Identify the lines holding "untuk" and copy them.

[Dataset records]
──────────

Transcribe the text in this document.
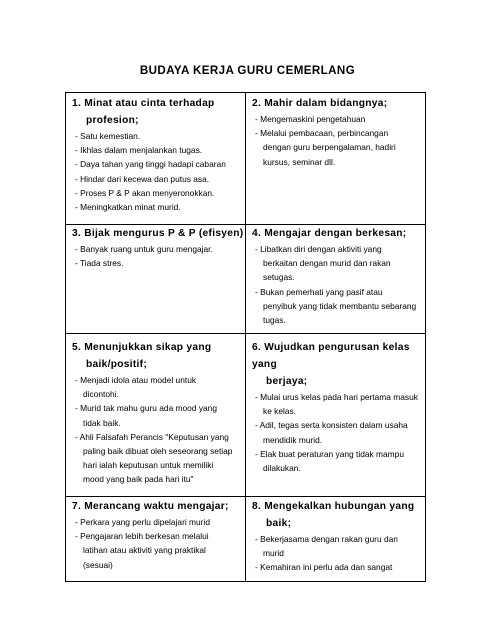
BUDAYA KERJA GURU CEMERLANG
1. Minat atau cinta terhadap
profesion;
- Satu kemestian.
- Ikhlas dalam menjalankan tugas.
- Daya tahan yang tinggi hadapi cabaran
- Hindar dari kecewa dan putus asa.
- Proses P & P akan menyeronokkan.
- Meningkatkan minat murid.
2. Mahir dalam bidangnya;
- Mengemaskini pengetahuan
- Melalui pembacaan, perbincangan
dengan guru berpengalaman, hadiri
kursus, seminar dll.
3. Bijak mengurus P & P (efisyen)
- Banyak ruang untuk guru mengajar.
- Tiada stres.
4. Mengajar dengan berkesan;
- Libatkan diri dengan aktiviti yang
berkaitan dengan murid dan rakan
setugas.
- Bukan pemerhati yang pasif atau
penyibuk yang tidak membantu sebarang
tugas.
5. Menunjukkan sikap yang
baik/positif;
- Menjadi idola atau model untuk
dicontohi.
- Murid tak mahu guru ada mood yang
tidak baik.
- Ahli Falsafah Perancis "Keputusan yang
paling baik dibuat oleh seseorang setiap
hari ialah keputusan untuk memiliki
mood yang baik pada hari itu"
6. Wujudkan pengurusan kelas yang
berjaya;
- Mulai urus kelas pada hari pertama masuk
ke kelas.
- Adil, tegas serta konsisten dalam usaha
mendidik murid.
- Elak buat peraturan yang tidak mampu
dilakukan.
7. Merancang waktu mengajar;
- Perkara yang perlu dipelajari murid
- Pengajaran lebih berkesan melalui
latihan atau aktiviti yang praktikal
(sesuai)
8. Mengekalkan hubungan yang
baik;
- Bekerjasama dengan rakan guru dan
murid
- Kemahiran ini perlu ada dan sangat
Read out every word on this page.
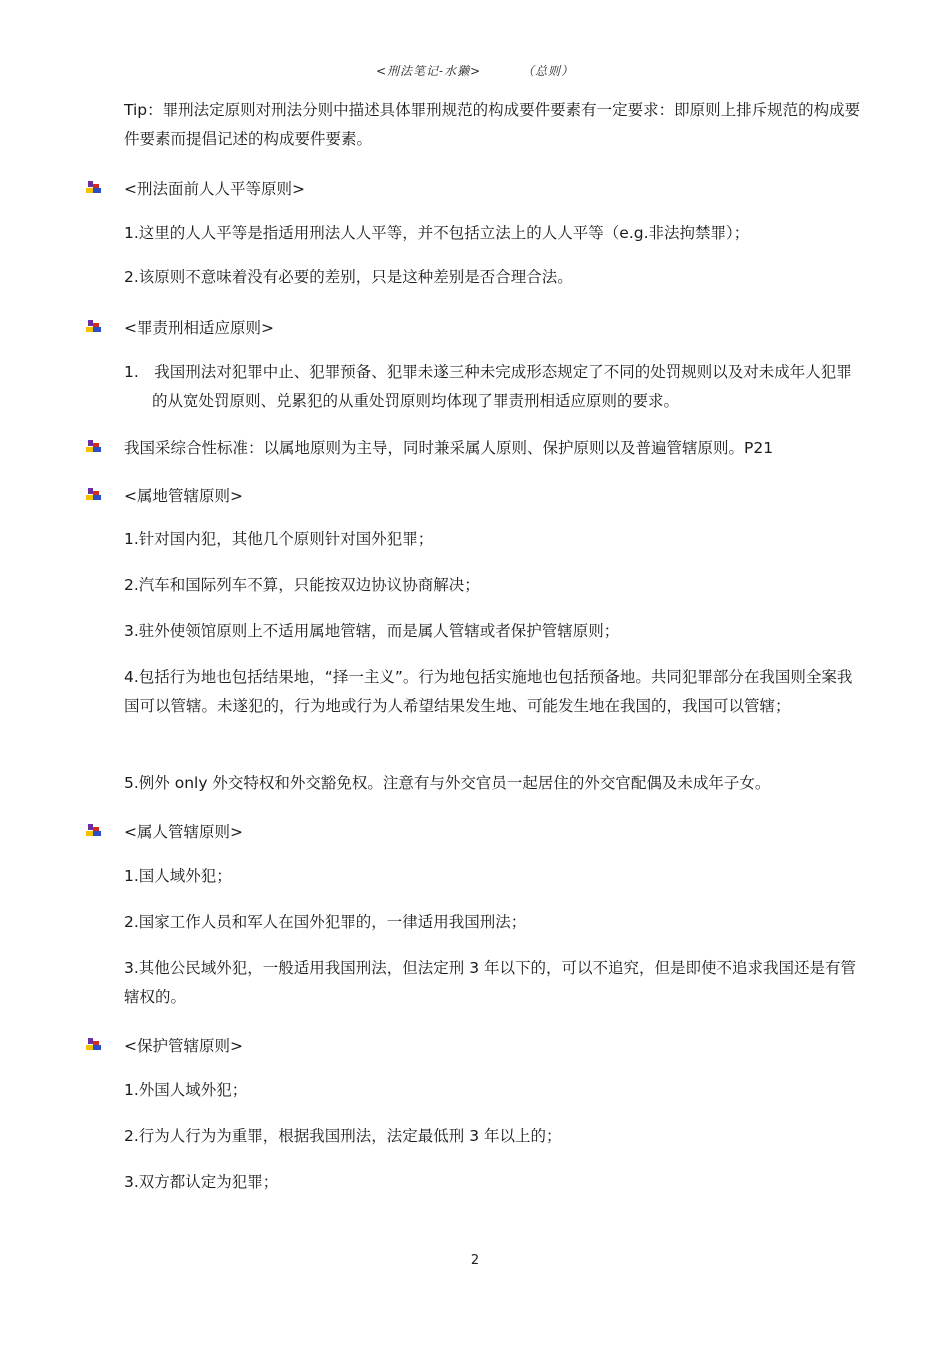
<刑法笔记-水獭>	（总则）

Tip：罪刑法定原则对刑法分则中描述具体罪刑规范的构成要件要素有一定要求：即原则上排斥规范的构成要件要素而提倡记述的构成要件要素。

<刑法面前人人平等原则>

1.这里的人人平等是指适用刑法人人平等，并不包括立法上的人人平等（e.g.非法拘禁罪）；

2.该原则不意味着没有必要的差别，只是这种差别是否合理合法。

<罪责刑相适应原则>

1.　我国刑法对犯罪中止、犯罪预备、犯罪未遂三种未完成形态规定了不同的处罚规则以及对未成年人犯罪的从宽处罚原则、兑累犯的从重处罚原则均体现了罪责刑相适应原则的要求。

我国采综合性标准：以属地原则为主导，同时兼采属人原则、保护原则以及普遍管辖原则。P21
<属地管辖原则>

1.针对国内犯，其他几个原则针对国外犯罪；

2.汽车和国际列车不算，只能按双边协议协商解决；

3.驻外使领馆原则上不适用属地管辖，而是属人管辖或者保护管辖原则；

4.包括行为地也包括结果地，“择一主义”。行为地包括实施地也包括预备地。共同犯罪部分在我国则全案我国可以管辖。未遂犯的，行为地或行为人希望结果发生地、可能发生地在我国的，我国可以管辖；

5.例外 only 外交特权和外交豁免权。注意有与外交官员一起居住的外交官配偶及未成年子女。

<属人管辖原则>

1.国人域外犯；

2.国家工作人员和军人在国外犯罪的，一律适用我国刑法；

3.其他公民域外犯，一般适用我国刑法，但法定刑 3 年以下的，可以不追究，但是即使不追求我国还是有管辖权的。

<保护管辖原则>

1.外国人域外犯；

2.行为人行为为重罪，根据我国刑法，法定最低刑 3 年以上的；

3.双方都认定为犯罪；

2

──────────

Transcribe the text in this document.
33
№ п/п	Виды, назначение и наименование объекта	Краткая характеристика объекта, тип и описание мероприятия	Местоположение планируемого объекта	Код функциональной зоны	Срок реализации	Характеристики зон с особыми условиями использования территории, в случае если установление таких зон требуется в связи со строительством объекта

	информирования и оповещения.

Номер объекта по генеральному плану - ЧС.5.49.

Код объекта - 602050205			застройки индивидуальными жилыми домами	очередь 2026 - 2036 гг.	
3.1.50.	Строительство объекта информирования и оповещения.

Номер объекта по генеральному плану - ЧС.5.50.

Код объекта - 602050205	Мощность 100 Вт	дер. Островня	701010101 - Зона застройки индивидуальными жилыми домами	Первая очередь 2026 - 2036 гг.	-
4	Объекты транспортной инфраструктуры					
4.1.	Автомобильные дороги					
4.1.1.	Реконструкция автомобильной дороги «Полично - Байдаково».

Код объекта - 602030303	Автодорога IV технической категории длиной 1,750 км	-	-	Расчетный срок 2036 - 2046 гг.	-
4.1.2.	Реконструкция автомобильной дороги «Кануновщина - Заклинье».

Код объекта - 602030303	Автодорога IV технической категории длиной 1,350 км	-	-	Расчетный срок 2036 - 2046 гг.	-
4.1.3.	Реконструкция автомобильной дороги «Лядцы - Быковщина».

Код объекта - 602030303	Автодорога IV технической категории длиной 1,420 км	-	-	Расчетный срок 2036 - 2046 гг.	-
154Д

──────────

— Reply —
- Banyak ruang untuk guru mengajar.
- Menjadi idola atau model untuk
hari ialah keputusan untuk memiliki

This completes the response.